- [Short problem 1]: In the records below, retype word for word the lines beginning with the line that contains "tile-cadena-acciones[interactable]: Cadena de" and ending with the line that contains "scrollbar[interactable] — [234, 40, 239, 136]", including both of those lines.

- [Source document]:
- Born: 1941 Tuscaloosa, Alabama
- Died: 10 December 2020 (age 79)
- Education: Southern University Purdue University
- Scientific career
- Workplaces: Southern University Prairie View A&M University Texas Southern University
- Thesis: The Effects of Reversible Denaturation on the Population Distribution of Bovine Serum Albumin (1967)
- Doctoral advisor: Joseph F. Foster

= William Moore (chemist) =

American chemist

William Earl Moore (1941 - 10 December 2020) was an American chemist. He was the first African American to graduate from Purdue University with a PhD in chemistry. Moore was a faculty member at Southern University for more than three decades.

== Early life and education ==
Moore was born in born in Tuscaloosa, Alabama, in 1941.

Moore attended Southern University in Baton Rouge, Louisiana, for his undergraduate studies. He completed his bachelor's degree in chemistry there in 1963. In 1967, Moore received a PhD in physical biochemistry from Purdue University, making him the first Black person to do so in the history of the university.

- [Short problem 2]: Echo verbatim the passage of the text on William Moore that begins with the words "- Born: 1941" and ends with the words "Serum Albumin (1967)".

(Layout annotation records)
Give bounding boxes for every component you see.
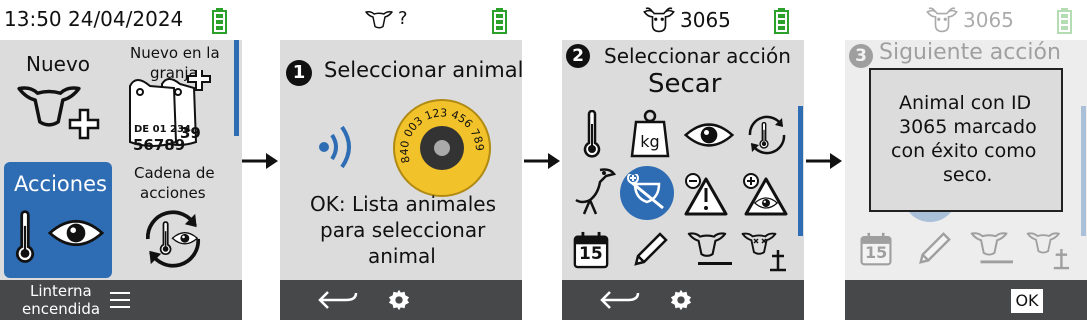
tile-cadena-acciones[interactable]: Cadena de acciones — [120, 162, 230, 278]
flow-arrow-icon — [806, 153, 842, 169]
status-bar: ? — [280, 0, 522, 40]
battery-icon — [1057, 8, 1072, 34]
scrollbar — [1081, 106, 1086, 236]
add-warning-icon[interactable] — [684, 172, 728, 216]
animal-id: ? — [398, 8, 408, 29]
select-animal-panel: 1 Seleccionar animal 840 003 123 456 789… — [280, 40, 522, 280]
cow-dead-icon — [1026, 232, 1070, 270]
step-number: 3 — [855, 46, 867, 66]
tile-label: Nuevo — [26, 52, 91, 76]
stork-icon[interactable] — [570, 166, 616, 216]
repeat-actions-icon — [145, 210, 201, 268]
back-arrow-icon[interactable] — [318, 289, 358, 311]
scrollbar[interactable] — [234, 40, 239, 136]
step-badge: 1 — [286, 60, 312, 86]
date-time: 13:50 24/04/2024 — [4, 7, 184, 31]
eye-icon — [48, 216, 104, 250]
tile-nuevo-granja[interactable]: Nuevo en la granja DE 01 234 56789 39 — [120, 42, 230, 158]
flashlight-line2[interactable]: encendida — [22, 300, 100, 318]
footer-bar: OK — [845, 280, 1087, 320]
tile-acciones[interactable]: Acciones — [4, 162, 112, 278]
calendar-icon[interactable]: 15 — [572, 230, 610, 270]
flow-arrow-icon — [524, 153, 560, 169]
cow-head-icon — [364, 9, 394, 31]
calendar-icon: 15 — [859, 230, 893, 268]
flow-arrow-icon — [242, 153, 278, 169]
repeat-thermometer-icon[interactable] — [742, 110, 792, 160]
tile-label: Acciones — [14, 172, 107, 196]
ok-label: OK — [1015, 291, 1039, 310]
animal-id: 3065 — [680, 8, 731, 32]
calendar-day: 15 — [579, 244, 603, 264]
rfid-signal-icon — [319, 125, 351, 169]
step-number: 1 — [292, 62, 306, 83]
step-badge: 3 — [849, 44, 873, 68]
add-eye-warning-icon[interactable] — [742, 172, 790, 216]
select-action-screen: 3065 2 Seleccionar acción Secar kg 15 — [562, 0, 804, 320]
cow-face-icon — [925, 7, 959, 33]
dialog-line1: Animal con ID — [899, 92, 1032, 114]
tile-nuevo[interactable]: Nuevo — [4, 48, 112, 158]
screen-title: Seleccionar acción — [604, 44, 791, 68]
flashlight-line1[interactable]: Linterna — [30, 282, 92, 300]
message-line1: OK: Lista animales — [310, 192, 497, 216]
tile-label-line2: acciones — [140, 184, 206, 202]
ear-tag-icon: 840 003 123 456 789 — [393, 99, 491, 197]
weight-icon[interactable]: kg — [630, 108, 670, 158]
battery-icon — [212, 8, 227, 34]
cow-minus-icon[interactable] — [684, 228, 734, 272]
tile-label-line1: Cadena de — [134, 164, 215, 182]
dry-cow-action-selected[interactable] — [620, 166, 674, 220]
thermometer-icon[interactable] — [582, 110, 602, 160]
scrollbar[interactable] — [798, 106, 803, 236]
eye-icon[interactable] — [684, 120, 734, 150]
select-animal-screen: ? 1 Seleccionar animal 840 003 123 456 7… — [280, 0, 522, 320]
tag-left-number: 56789 — [133, 136, 186, 154]
weight-label: kg — [640, 132, 659, 151]
cow-face-icon — [642, 7, 676, 33]
selected-action-label: Secar — [648, 69, 722, 99]
pencil-icon — [915, 230, 953, 268]
thermometer-icon — [14, 210, 36, 266]
pencil-icon[interactable] — [630, 230, 670, 270]
cow-add-icon — [17, 86, 100, 140]
gear-icon[interactable] — [670, 289, 692, 311]
screen-title: Siguiente acción — [879, 40, 1061, 65]
cow-dead-icon[interactable] — [740, 228, 790, 272]
dialog-line3: con éxito como — [891, 140, 1037, 162]
message-line2: para seleccionar — [320, 218, 486, 242]
dialog-line2: 3065 marcado — [899, 116, 1037, 138]
battery-icon — [492, 8, 507, 34]
footer-bar — [562, 280, 804, 320]
menu-panel: Nuevo Nuevo en la granja DE 01 234 56789… — [0, 40, 242, 280]
back-arrow-icon[interactable] — [600, 289, 640, 311]
message-line3: animal — [368, 244, 436, 268]
next-action-panel: 3 Siguiente acción 15 Animal con ID 3065… — [845, 40, 1087, 280]
status-bar: 13:50 24/04/2024 — [0, 0, 242, 40]
dry-cow-icon — [627, 174, 664, 210]
confirmation-screen: 3065 3 Siguiente acción 15 Animal con ID… — [845, 0, 1087, 320]
dialog-line4: seco. — [943, 164, 993, 186]
hamburger-icon[interactable] — [110, 291, 130, 309]
footer-bar — [280, 280, 522, 320]
tag-right-number: 39 — [180, 124, 201, 142]
step-number: 2 — [572, 46, 584, 66]
cow-minus-icon — [970, 232, 1013, 264]
screen-title: Seleccionar animal — [324, 58, 522, 82]
ok-button[interactable]: OK — [1011, 289, 1043, 313]
battery-icon — [774, 8, 789, 34]
main-menu-screen: 13:50 24/04/2024 Nuevo Nuevo en la granj… — [0, 0, 242, 320]
success-dialog: Animal con ID 3065 marcado con éxito com… — [869, 68, 1063, 212]
action-grid-panel: 2 Seleccionar acción Secar kg 15 — [562, 40, 804, 280]
status-bar: 3065 — [845, 0, 1087, 40]
status-bar: 3065 — [562, 0, 804, 40]
animal-id: 3065 — [963, 8, 1014, 32]
calendar-day: 15 — [865, 243, 888, 262]
step-badge: 2 — [566, 44, 590, 68]
tile-label-line1: Nuevo en la — [130, 44, 220, 62]
footer-bar: Linterna encendida — [0, 280, 242, 320]
gear-icon[interactable] — [388, 289, 410, 311]
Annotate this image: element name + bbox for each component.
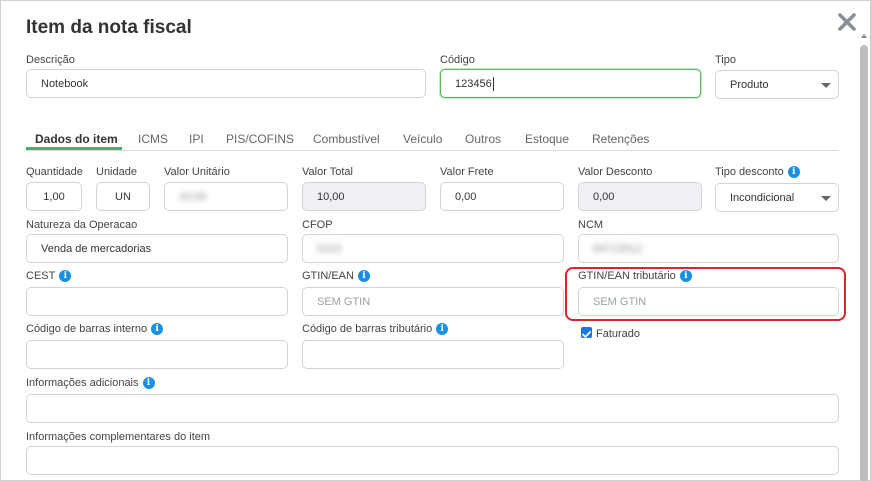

- [Correct output 1]:
tile-cadena-acciones[interactable]: Cadena de acciones — [120, 162, 230, 278]
flow-arrow-icon — [806, 153, 842, 169]
status-bar: ? — [280, 0, 522, 40]
battery-icon — [1057, 8, 1072, 34]
scrollbar — [1081, 106, 1086, 236]
add-warning-icon[interactable] — [684, 172, 728, 216]
animal-id: ? — [398, 8, 408, 29]
select-animal-panel: 1 Seleccionar animal 840 003 123 456 789… — [280, 40, 522, 280]
cow-dead-icon — [1026, 232, 1070, 270]
step-number: 3 — [855, 46, 867, 66]
tile-label: Nuevo — [26, 52, 91, 76]
stork-icon[interactable] — [570, 166, 616, 216]
repeat-actions-icon — [145, 210, 201, 268]
back-arrow-icon[interactable] — [318, 289, 358, 311]
scrollbar[interactable] — [234, 40, 239, 136]

- [Correct output 2]:
- Born: 1941 Tuscaloosa, Alabama
- Died: 10 December 2020 (age 79)
- Education: Southern University Purdue University
- Scientific career
- Workplaces: Southern University Prairie View A&M University Texas Southern University
- Thesis: The Effects of Reversible Denaturation on the Population Distribution of Bovine Serum Albumin (1967)